#### [PROBLEM DESCRIPTION]
Quote every line as written. Omit pictures.

## Begin DATA SUPPLIED

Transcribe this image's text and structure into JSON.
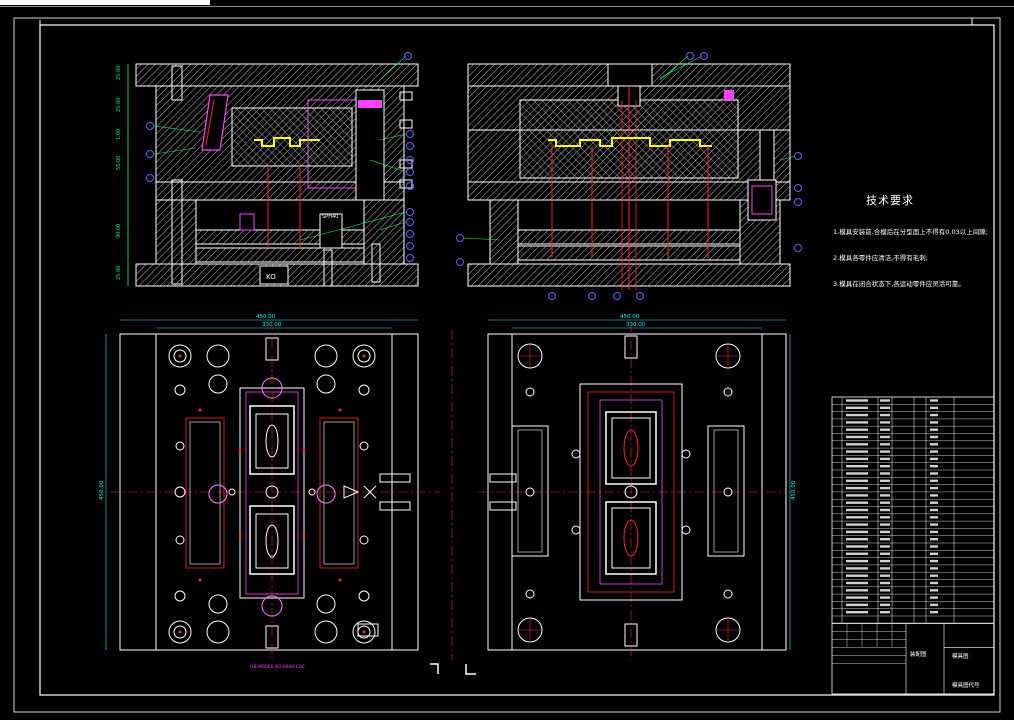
{
  "tech_requirements": {
    "title": "技术要求",
    "items": [
      "1.模具安装前,合模后在分型面上不得有0.03以上间隙;",
      "2.模具各零件应清洁,不得有毛刺;",
      "3.模具在闭合状态下,各运动零件应灵活可靠。"
    ]
  },
  "dims": {
    "top_left_width": "450.00",
    "top_left_inner": "330.00",
    "top_right_width": "450.00",
    "top_right_inner": "330.00",
    "left_height": "450.00",
    "right_height": "450.00",
    "bottom_note": "GB-M0000-A0-0000-C00"
  },
  "bom": {
    "rows": 31,
    "title_cells": [
      "装配图",
      "模具图",
      "模具图代号"
    ]
  },
  "colors": {
    "bg": "#000000",
    "line": "#ffffff",
    "hatch": "#c8c8c8",
    "red": "#ff2020",
    "magenta": "#ff40ff",
    "yellow": "#ffff00",
    "cyan": "#00ffff",
    "green": "#00ff60",
    "blue": "#4060ff",
    "dark_red": "#a00000"
  }
}
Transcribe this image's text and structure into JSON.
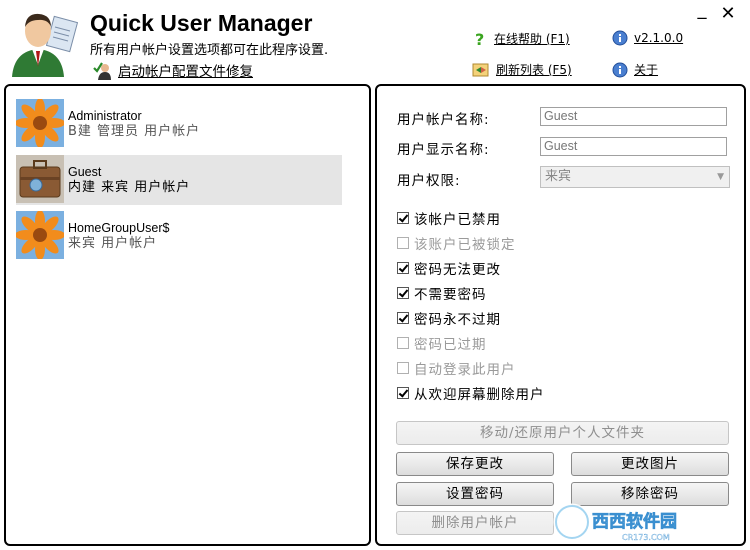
{
  "header": {
    "title": "Quick User Manager",
    "subtitle": "所有用户帐户设置选项都可在此程序设置.",
    "repair_link": "启动帐户配置文件修复",
    "help_link": "在线帮助 (F1)",
    "version_link": "v2.1.0.0",
    "refresh_link": "刷新列表 (F5)",
    "about_link": "关于",
    "minimize": "_",
    "close": "✕"
  },
  "users": [
    {
      "name": "Administrator",
      "desc": "B建 管理员 用户帐户",
      "avatar": "flower-avatar"
    },
    {
      "name": "Guest",
      "desc": "内建 来宾 用户帐户",
      "avatar": "suitcase-avatar"
    },
    {
      "name": "HomeGroupUser$",
      "desc": "来宾 用户帐户",
      "avatar": "flower-avatar"
    }
  ],
  "details": {
    "account_name_label": "用户帐户名称:",
    "account_name_value": "Guest",
    "display_name_label": "用户显示名称:",
    "display_name_value": "Guest",
    "permission_label": "用户权限:",
    "permission_value": "来宾"
  },
  "options": [
    {
      "label": "该帐户已禁用",
      "checked": true,
      "enabled": true
    },
    {
      "label": "该账户已被锁定",
      "checked": false,
      "enabled": false
    },
    {
      "label": "密码无法更改",
      "checked": true,
      "enabled": true
    },
    {
      "label": "不需要密码",
      "checked": true,
      "enabled": true
    },
    {
      "label": "密码永不过期",
      "checked": true,
      "enabled": true
    },
    {
      "label": "密码已过期",
      "checked": false,
      "enabled": false
    },
    {
      "label": "自动登录此用户",
      "checked": false,
      "enabled": false
    },
    {
      "label": "从欢迎屏幕删除用户",
      "checked": true,
      "enabled": true
    }
  ],
  "buttons": {
    "move_restore": "移动/还原用户个人文件夹",
    "save": "保存更改",
    "change_picture": "更改图片",
    "set_password": "设置密码",
    "remove_password": "移除密码",
    "delete_user": "删除用户帐户"
  },
  "watermark": {
    "text": "西西软件园",
    "sub": "CR173.COM"
  },
  "colors": {
    "accent_link": "#000000",
    "selected_row": "#e5e5e5",
    "disabled_text": "#9a9a9a"
  }
}
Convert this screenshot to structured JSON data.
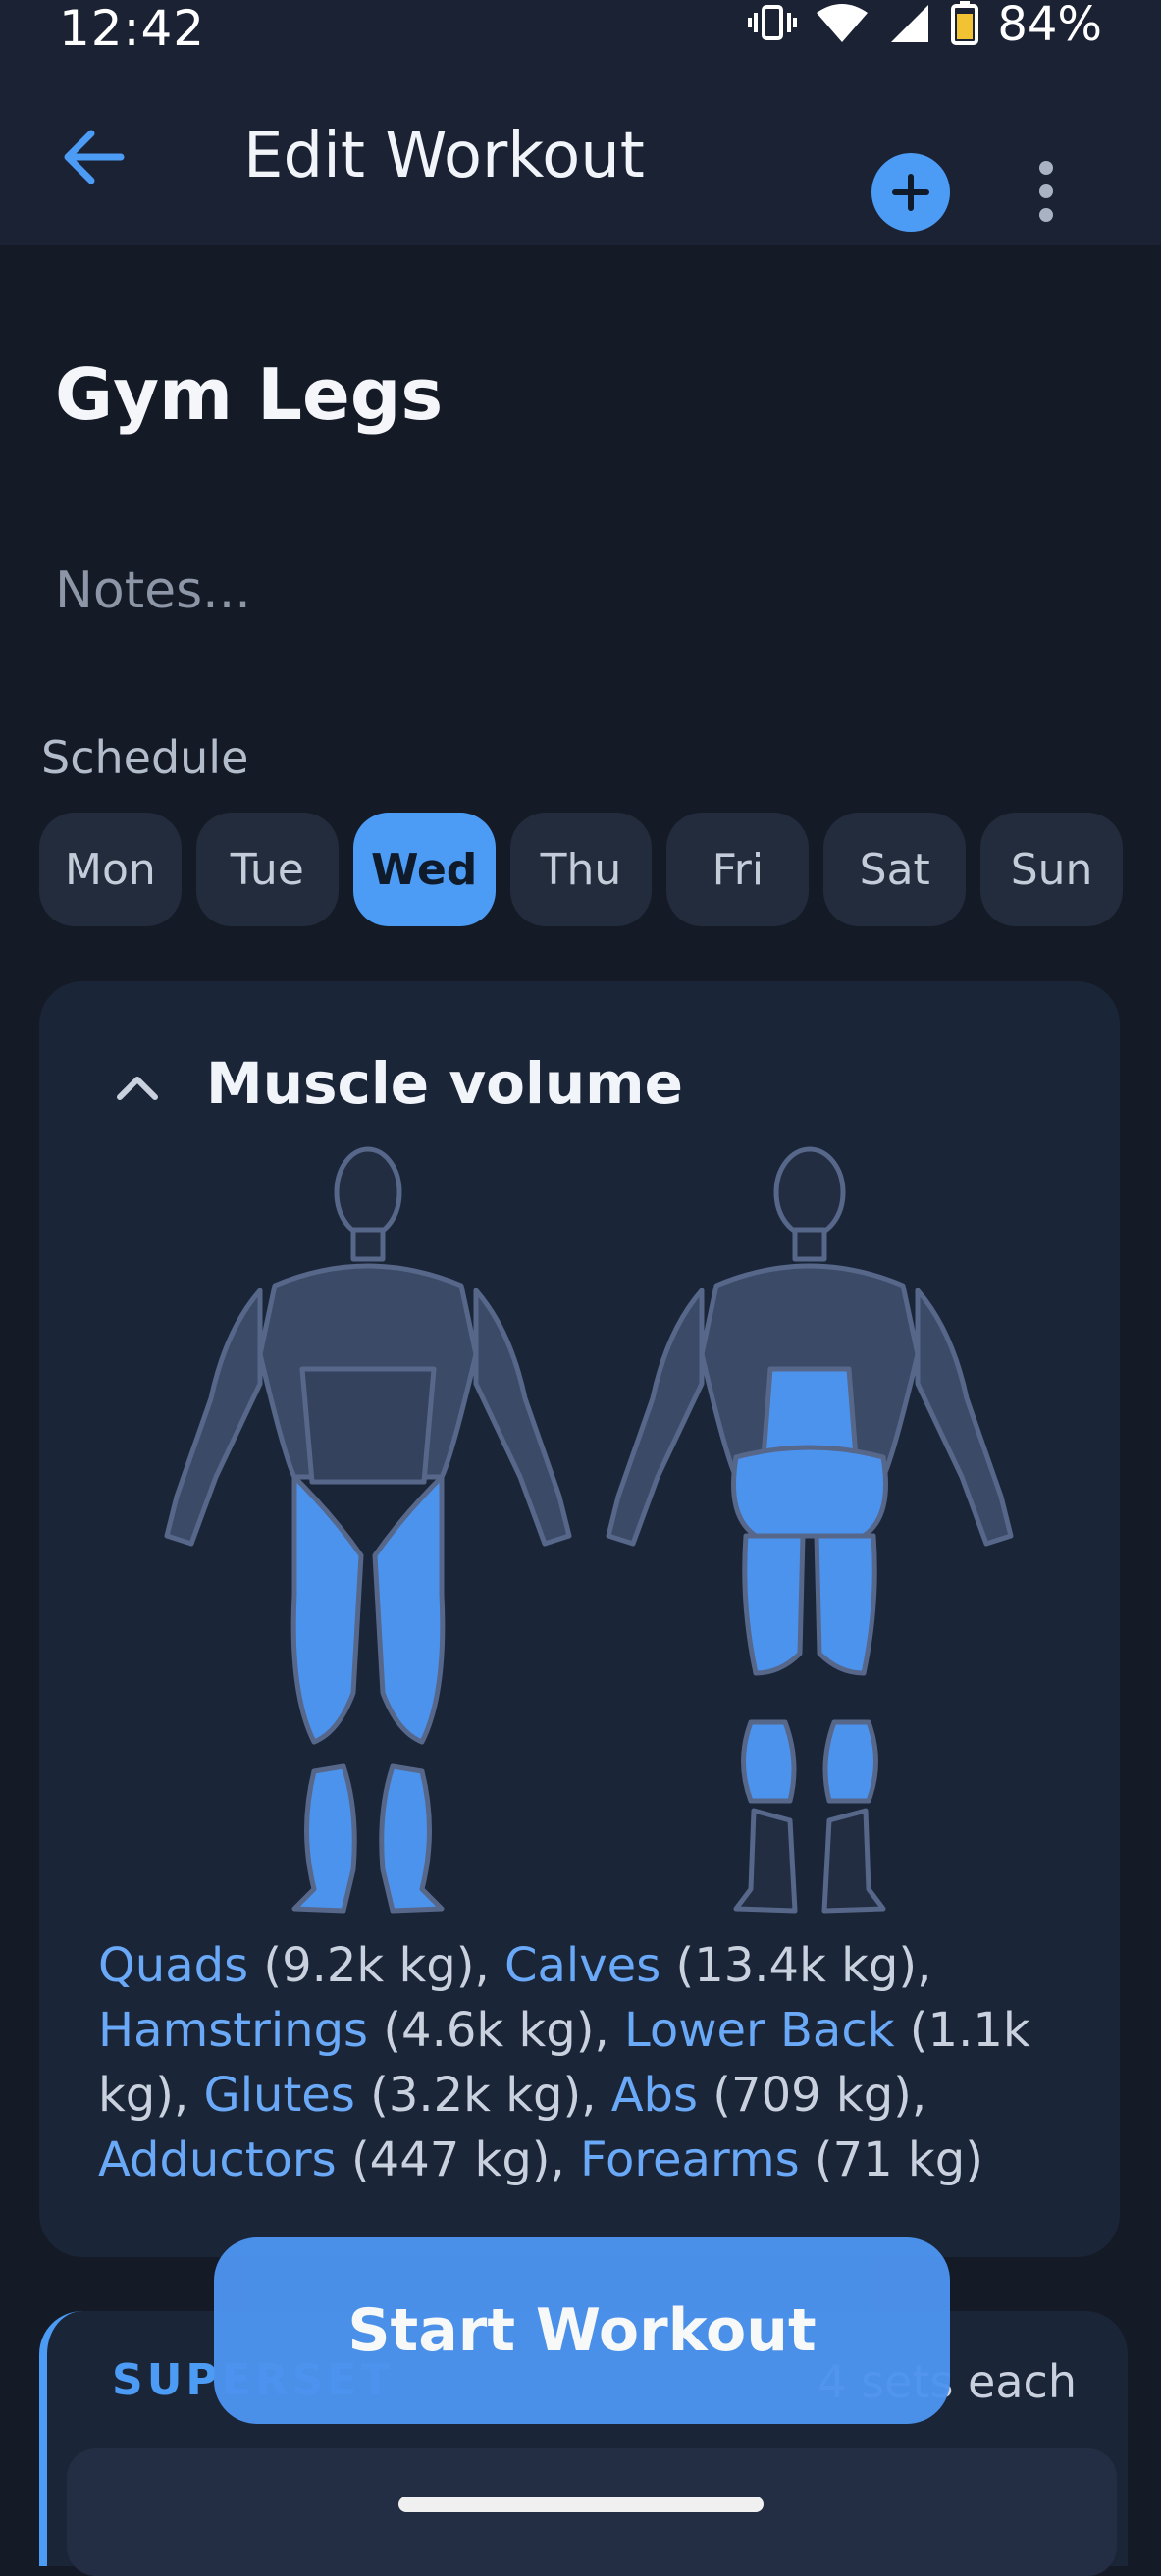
{
  "status": {
    "time": "12:42",
    "battery": "84%"
  },
  "appbar": {
    "title": "Edit Workout"
  },
  "workout": {
    "name": "Gym Legs",
    "notes_placeholder": "Notes..."
  },
  "schedule": {
    "label": "Schedule",
    "days": [
      "Mon",
      "Tue",
      "Wed",
      "Thu",
      "Fri",
      "Sat",
      "Sun"
    ],
    "selected": "Wed"
  },
  "muscle_volume": {
    "title": "Muscle volume",
    "items": [
      {
        "muscle": "Quads",
        "volume": "(9.2k kg)"
      },
      {
        "muscle": "Calves",
        "volume": "(13.4k kg)"
      },
      {
        "muscle": "Hamstrings",
        "volume": "(4.6k kg)"
      },
      {
        "muscle": "Lower Back",
        "volume": "(1.1k kg)"
      },
      {
        "muscle": "Glutes",
        "volume": "(3.2k kg)"
      },
      {
        "muscle": "Abs",
        "volume": "(709 kg)"
      },
      {
        "muscle": "Adductors",
        "volume": "(447 kg)"
      },
      {
        "muscle": "Forearms",
        "volume": "(71 kg)"
      }
    ]
  },
  "superset": {
    "label": "SUPERSET",
    "sets": "4 sets each"
  },
  "actions": {
    "start": "Start Workout"
  },
  "colors": {
    "accent": "#4c9bf5",
    "background": "#151b26",
    "card": "#1b2538"
  }
}
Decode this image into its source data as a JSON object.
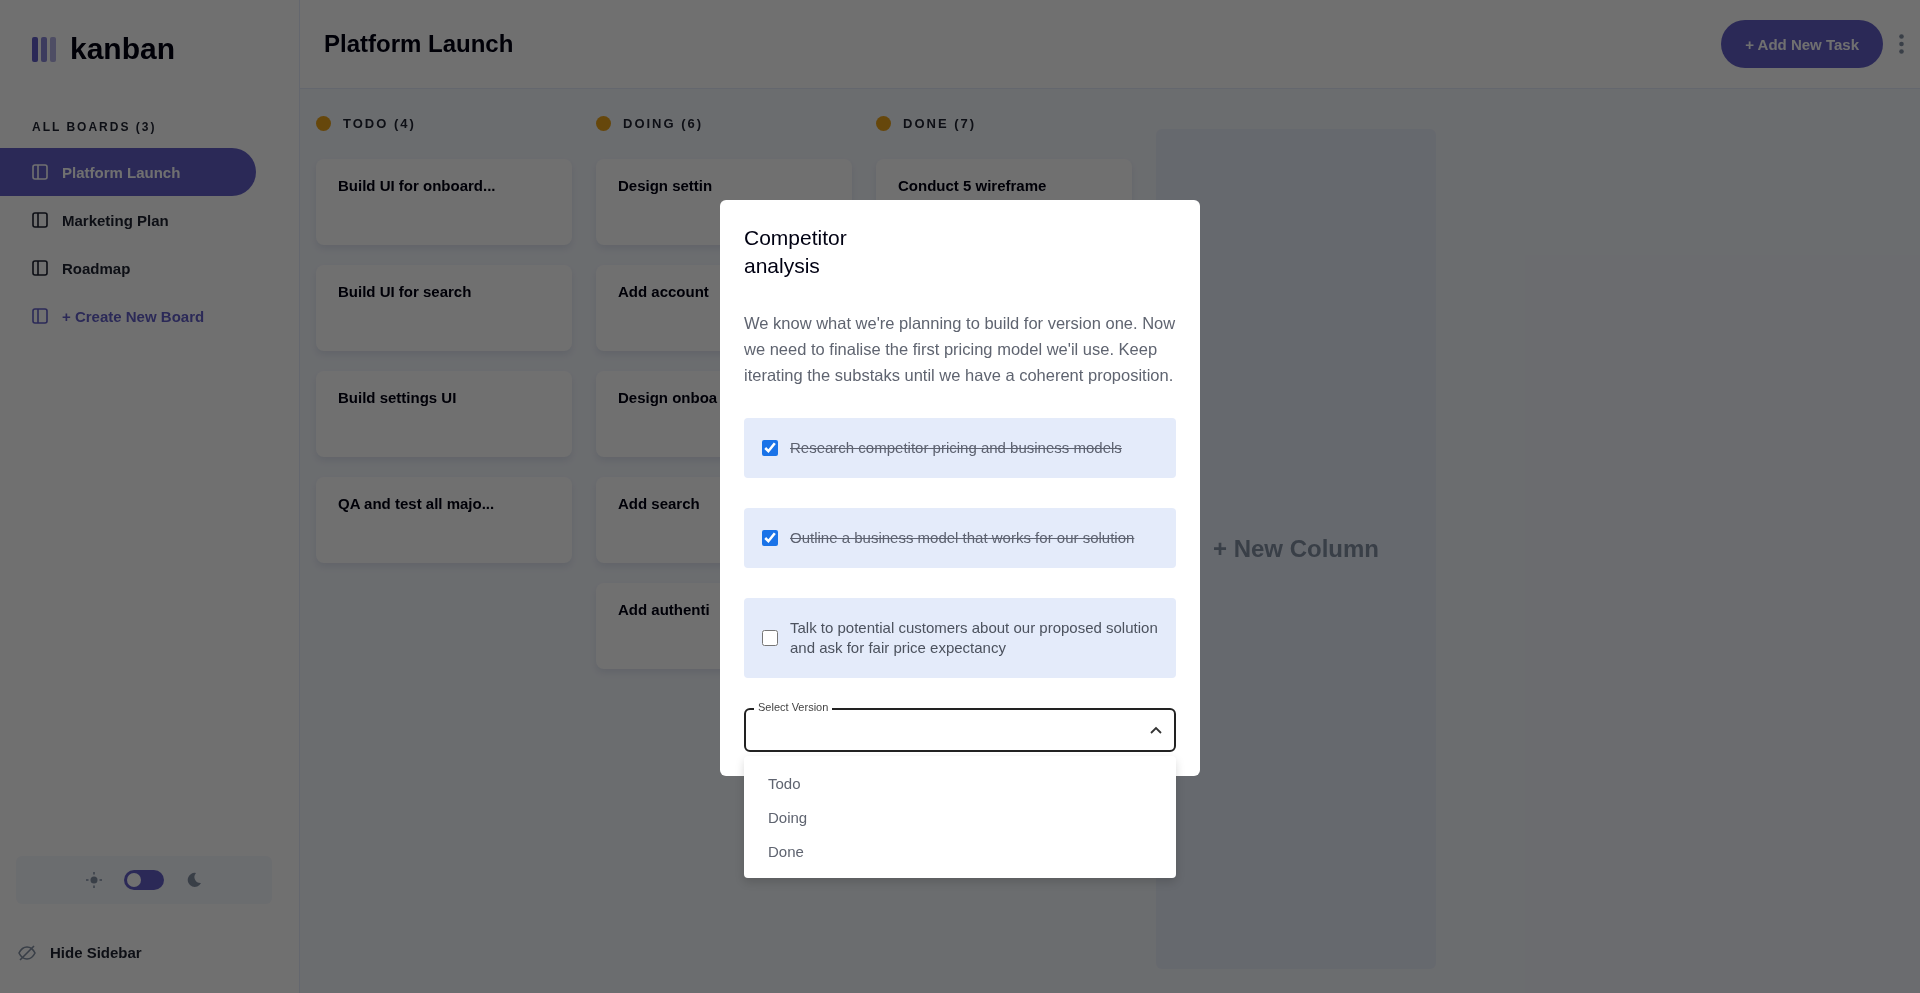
{
  "sidebar": {
    "logo": "kanban",
    "section_title": "ALL BOARDS (3)",
    "boards": [
      {
        "label": "Platform Launch",
        "selected": true
      },
      {
        "label": "Marketing Plan",
        "selected": false
      },
      {
        "label": "Roadmap",
        "selected": false
      }
    ],
    "create_board": "+ Create New Board",
    "dark_mode": false,
    "hide_sidebar": "Hide Sidebar"
  },
  "header": {
    "board_title": "Platform Launch",
    "add_task_button": "+ Add New Task"
  },
  "columns": [
    {
      "title": "TODO (4)",
      "cards": [
        {
          "title": "Build UI for onboard..."
        },
        {
          "title": "Build UI for search"
        },
        {
          "title": "Build settings UI"
        },
        {
          "title": "QA and test all majo..."
        }
      ]
    },
    {
      "title": "DOING (6)",
      "cards": [
        {
          "title": "Design settin"
        },
        {
          "title": "Add account"
        },
        {
          "title": "Design onboa"
        },
        {
          "title": "Add search"
        },
        {
          "title": "Add authenti"
        }
      ]
    },
    {
      "title": "DONE (7)",
      "cards": [
        {
          "title": "Conduct 5 wireframe"
        }
      ]
    }
  ],
  "new_column": "+ New Column",
  "modal": {
    "title": "Competitor analysis",
    "description": "We know what we're planning to build for version one. Now we need to finalise the first pricing model we'il use. Keep iterating the substaks until we have a coherent proposition.",
    "subtasks": [
      {
        "label": "Research competitor pricing and business models",
        "checked": true
      },
      {
        "label": "Outline a business model that works for our solution",
        "checked": true
      },
      {
        "label": "Talk to potential customers about our proposed solution and ask for fair price expectancy",
        "checked": false
      }
    ],
    "select": {
      "label": "Select Version",
      "expanded": true,
      "options": [
        {
          "label": "Todo",
          "selected": false
        },
        {
          "label": "Doing",
          "selected": false
        },
        {
          "label": "Done",
          "selected": false
        }
      ]
    }
  }
}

## End DATA SUPPLIED

#### [THE SOLUTION]
Transcribe this image's text and structure into JSON.
{
  "tech_requirements": {
    "title": "技术要求",
    "items": [
      "1.模具安装前,合模后在分型面上不得有0.03以上间隙;",
      "2.模具各零件应清洁,不得有毛刺;",
      "3.模具在闭合状态下,各运动零件应灵活可靠。"
    ]
  },
  "dims": {
    "top_left_width": "450.00",
    "top_left_inner": "330.00",
    "top_right_width": "450.00",
    "top_right_inner": "330.00",
    "left_height": "450.00",
    "right_height": "450.00",
    "bottom_note": "GB-M0000-A0-0000-C00"
  },
  "bom": {
    "rows": 31,
    "title_cells": [
      "装配图",
      "模具图",
      "模具图代号"
    ]
  },
  "colors": {
    "bg": "#000000",
    "line": "#ffffff",
    "hatch": "#c8c8c8",
    "red": "#ff2020",
    "magenta": "#ff40ff",
    "yellow": "#ffff00",
    "cyan": "#00ffff",
    "green": "#00ff60",
    "blue": "#4060ff",
    "dark_red": "#a00000"
  }
}
Transcribe this image's text and structure into JSON.
{
  "header": {
    "title": "Quick User Manager",
    "subtitle": "所有用户帐户设置选项都可在此程序设置.",
    "repair_link": "启动帐户配置文件修复",
    "help_link": "在线帮助 (F1)",
    "version_link": "v2.1.0.0",
    "refresh_link": "刷新列表 (F5)",
    "about_link": "关于",
    "minimize": "_",
    "close": "✕"
  },
  "users": [
    {
      "name": "Administrator",
      "desc": "B建 管理员 用户帐户",
      "avatar": "flower-avatar"
    },
    {
      "name": "Guest",
      "desc": "内建 来宾 用户帐户",
      "avatar": "suitcase-avatar"
    },
    {
      "name": "HomeGroupUser$",
      "desc": "来宾 用户帐户",
      "avatar": "flower-avatar"
    }
  ],
  "details": {
    "account_name_label": "用户帐户名称:",
    "account_name_value": "Guest",
    "display_name_label": "用户显示名称:",
    "display_name_value": "Guest",
    "permission_label": "用户权限:",
    "permission_value": "来宾"
  },
  "options": [
    {
      "label": "该帐户已禁用",
      "checked": true,
      "enabled": true
    },
    {
      "label": "该账户已被锁定",
      "checked": false,
      "enabled": false
    },
    {
      "label": "密码无法更改",
      "checked": true,
      "enabled": true
    },
    {
      "label": "不需要密码",
      "checked": true,
      "enabled": true
    },
    {
      "label": "密码永不过期",
      "checked": true,
      "enabled": true
    },
    {
      "label": "密码已过期",
      "checked": false,
      "enabled": false
    },
    {
      "label": "自动登录此用户",
      "checked": false,
      "enabled": false
    },
    {
      "label": "从欢迎屏幕删除用户",
      "checked": true,
      "enabled": true
    }
  ],
  "buttons": {
    "move_restore": "移动/还原用户个人文件夹",
    "save": "保存更改",
    "change_picture": "更改图片",
    "set_password": "设置密码",
    "remove_password": "移除密码",
    "delete_user": "删除用户帐户"
  },
  "watermark": {
    "text": "西西软件园",
    "sub": "CR173.COM"
  },
  "colors": {
    "accent_link": "#000000",
    "selected_row": "#e5e5e5",
    "disabled_text": "#9a9a9a"
  }
}
Convert this screenshot to structured JSON data.
{
  "status": {
    "time": "12:42",
    "battery": "84%"
  },
  "appbar": {
    "title": "Edit Workout"
  },
  "workout": {
    "name": "Gym Legs",
    "notes_placeholder": "Notes..."
  },
  "schedule": {
    "label": "Schedule",
    "days": [
      "Mon",
      "Tue",
      "Wed",
      "Thu",
      "Fri",
      "Sat",
      "Sun"
    ],
    "selected": "Wed"
  },
  "muscle_volume": {
    "title": "Muscle volume",
    "items": [
      {
        "muscle": "Quads",
        "volume": "(9.2k kg)"
      },
      {
        "muscle": "Calves",
        "volume": "(13.4k kg)"
      },
      {
        "muscle": "Hamstrings",
        "volume": "(4.6k kg)"
      },
      {
        "muscle": "Lower Back",
        "volume": "(1.1k kg)"
      },
      {
        "muscle": "Glutes",
        "volume": "(3.2k kg)"
      },
      {
        "muscle": "Abs",
        "volume": "(709 kg)"
      },
      {
        "muscle": "Adductors",
        "volume": "(447 kg)"
      },
      {
        "muscle": "Forearms",
        "volume": "(71 kg)"
      }
    ]
  },
  "superset": {
    "label": "SUPERSET",
    "sets": "4 sets each"
  },
  "actions": {
    "start": "Start Workout"
  },
  "colors": {
    "accent": "#4c9bf5",
    "background": "#151b26",
    "card": "#1b2538"
  }
}
Decode this image into its source data as a JSON object.
{
  "sidebar": {
    "logo": "kanban",
    "section_title": "ALL BOARDS (3)",
    "boards": [
      {
        "label": "Platform Launch",
        "selected": true
      },
      {
        "label": "Marketing Plan",
        "selected": false
      },
      {
        "label": "Roadmap",
        "selected": false
      }
    ],
    "create_board": "+ Create New Board",
    "dark_mode": false,
    "hide_sidebar": "Hide Sidebar"
  },
  "header": {
    "board_title": "Platform Launch",
    "add_task_button": "+ Add New Task"
  },
  "columns": [
    {
      "title": "TODO (4)",
      "cards": [
        {
          "title": "Build UI for onboard..."
        },
        {
          "title": "Build UI for search"
        },
        {
          "title": "Build settings UI"
        },
        {
          "title": "QA and test all majo..."
        }
      ]
    },
    {
      "title": "DOING (6)",
      "cards": [
        {
          "title": "Design settin"
        },
        {
          "title": "Add account"
        },
        {
          "title": "Design onboa"
        },
        {
          "title": "Add search"
        },
        {
          "title": "Add authenti"
        }
      ]
    },
    {
      "title": "DONE (7)",
      "cards": [
        {
          "title": "Conduct 5 wireframe"
        }
      ]
    }
  ],
  "new_column": "+ New Column",
  "modal": {
    "title": "Competitor analysis",
    "description": "We know what we're planning to build for version one. Now we need to finalise the first pricing model we'il use. Keep iterating the substaks until we have a coherent proposition.",
    "subtasks": [
      {
        "label": "Research competitor pricing and business models",
        "checked": true
      },
      {
        "label": "Outline a business model that works for our solution",
        "checked": true
      },
      {
        "label": "Talk to potential customers about our proposed solution and ask for fair price expectancy",
        "checked": false
      }
    ],
    "select": {
      "label": "Select Version",
      "expanded": true,
      "options": [
        {
          "label": "Todo",
          "selected": false
        },
        {
          "label": "Doing",
          "selected": false
        },
        {
          "label": "Done",
          "selected": false
        }
      ]
    }
  }
}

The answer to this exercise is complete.